● GOAL
Copy every line that holds "What".

● RECORDS

__________

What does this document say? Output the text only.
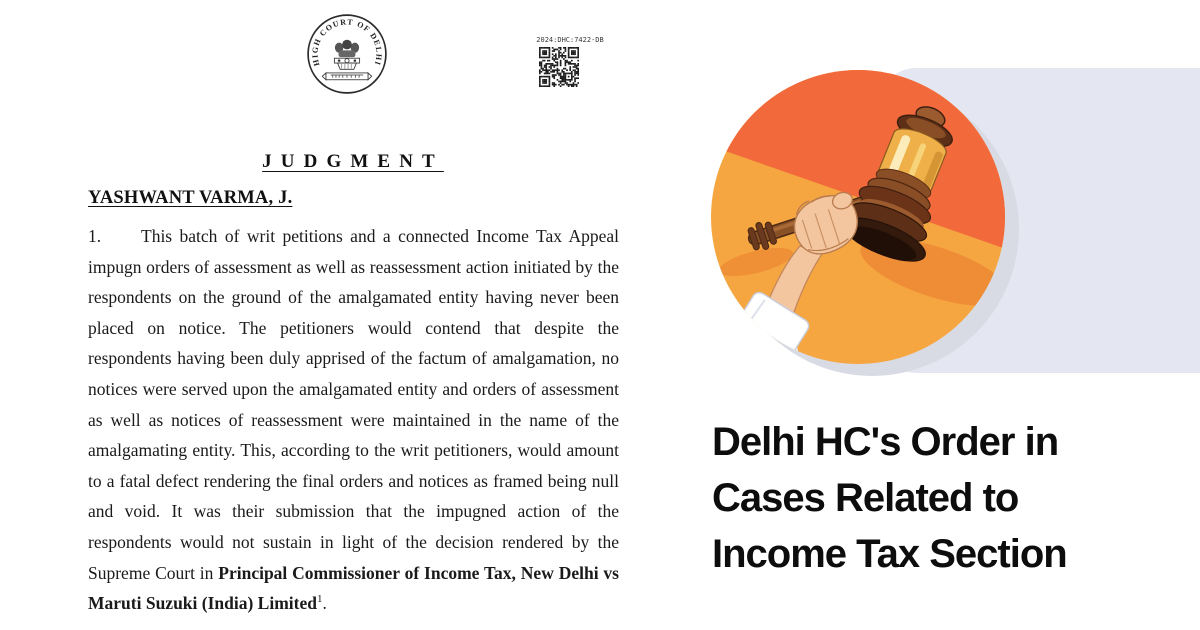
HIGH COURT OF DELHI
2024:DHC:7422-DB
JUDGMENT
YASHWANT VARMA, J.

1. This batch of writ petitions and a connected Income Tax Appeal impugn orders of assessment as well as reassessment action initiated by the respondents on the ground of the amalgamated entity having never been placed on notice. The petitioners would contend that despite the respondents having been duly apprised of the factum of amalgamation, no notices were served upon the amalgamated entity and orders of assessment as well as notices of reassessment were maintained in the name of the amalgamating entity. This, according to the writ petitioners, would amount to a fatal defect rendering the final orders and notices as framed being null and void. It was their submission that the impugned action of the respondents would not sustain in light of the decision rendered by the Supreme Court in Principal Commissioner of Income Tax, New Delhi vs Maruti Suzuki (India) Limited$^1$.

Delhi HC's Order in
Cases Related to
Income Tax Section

__________

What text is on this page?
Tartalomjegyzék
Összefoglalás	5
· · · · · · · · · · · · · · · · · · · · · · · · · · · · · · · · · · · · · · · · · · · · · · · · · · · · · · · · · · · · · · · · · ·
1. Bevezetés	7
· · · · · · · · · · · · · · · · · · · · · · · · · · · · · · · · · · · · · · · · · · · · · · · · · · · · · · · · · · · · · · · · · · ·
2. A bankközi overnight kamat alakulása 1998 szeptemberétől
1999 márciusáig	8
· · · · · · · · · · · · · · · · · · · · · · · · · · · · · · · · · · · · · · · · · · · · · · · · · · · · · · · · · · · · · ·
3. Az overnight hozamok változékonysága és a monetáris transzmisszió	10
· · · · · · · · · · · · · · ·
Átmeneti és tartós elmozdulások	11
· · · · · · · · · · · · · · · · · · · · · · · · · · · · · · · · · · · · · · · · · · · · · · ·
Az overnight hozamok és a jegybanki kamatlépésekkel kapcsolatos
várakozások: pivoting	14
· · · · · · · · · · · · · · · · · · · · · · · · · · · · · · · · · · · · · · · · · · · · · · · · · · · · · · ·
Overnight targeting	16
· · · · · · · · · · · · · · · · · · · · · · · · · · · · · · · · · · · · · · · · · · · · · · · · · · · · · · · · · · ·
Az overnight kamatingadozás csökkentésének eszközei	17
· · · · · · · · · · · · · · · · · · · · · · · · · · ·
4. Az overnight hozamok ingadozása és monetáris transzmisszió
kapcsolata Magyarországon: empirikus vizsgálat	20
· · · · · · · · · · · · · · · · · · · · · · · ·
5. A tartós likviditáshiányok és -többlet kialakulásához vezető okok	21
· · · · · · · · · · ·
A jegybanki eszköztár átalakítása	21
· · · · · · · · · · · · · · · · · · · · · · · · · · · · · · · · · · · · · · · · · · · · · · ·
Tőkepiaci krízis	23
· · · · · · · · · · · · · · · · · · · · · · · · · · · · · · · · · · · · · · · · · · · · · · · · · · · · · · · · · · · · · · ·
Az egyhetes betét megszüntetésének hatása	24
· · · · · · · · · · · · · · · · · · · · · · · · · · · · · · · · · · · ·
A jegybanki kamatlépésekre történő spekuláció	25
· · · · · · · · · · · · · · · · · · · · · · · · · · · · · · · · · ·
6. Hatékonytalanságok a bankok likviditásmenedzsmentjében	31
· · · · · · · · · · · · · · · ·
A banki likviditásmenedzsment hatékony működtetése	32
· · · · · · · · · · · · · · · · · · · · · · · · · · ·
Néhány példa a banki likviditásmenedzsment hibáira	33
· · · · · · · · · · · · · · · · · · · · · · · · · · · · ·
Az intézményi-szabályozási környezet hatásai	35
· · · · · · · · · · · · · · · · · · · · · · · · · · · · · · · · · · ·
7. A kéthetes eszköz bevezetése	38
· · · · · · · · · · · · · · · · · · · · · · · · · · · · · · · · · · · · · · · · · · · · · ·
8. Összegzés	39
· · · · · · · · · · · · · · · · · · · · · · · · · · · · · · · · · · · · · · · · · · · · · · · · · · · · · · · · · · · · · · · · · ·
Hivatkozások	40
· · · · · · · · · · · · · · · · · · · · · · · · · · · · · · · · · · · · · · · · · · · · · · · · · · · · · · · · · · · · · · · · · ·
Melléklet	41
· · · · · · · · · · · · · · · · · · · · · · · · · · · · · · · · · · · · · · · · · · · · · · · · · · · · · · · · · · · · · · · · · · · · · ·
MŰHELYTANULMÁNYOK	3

__________

● COMPLETE OUTPUT
What does this document say? Output the text only.
What text is on this page?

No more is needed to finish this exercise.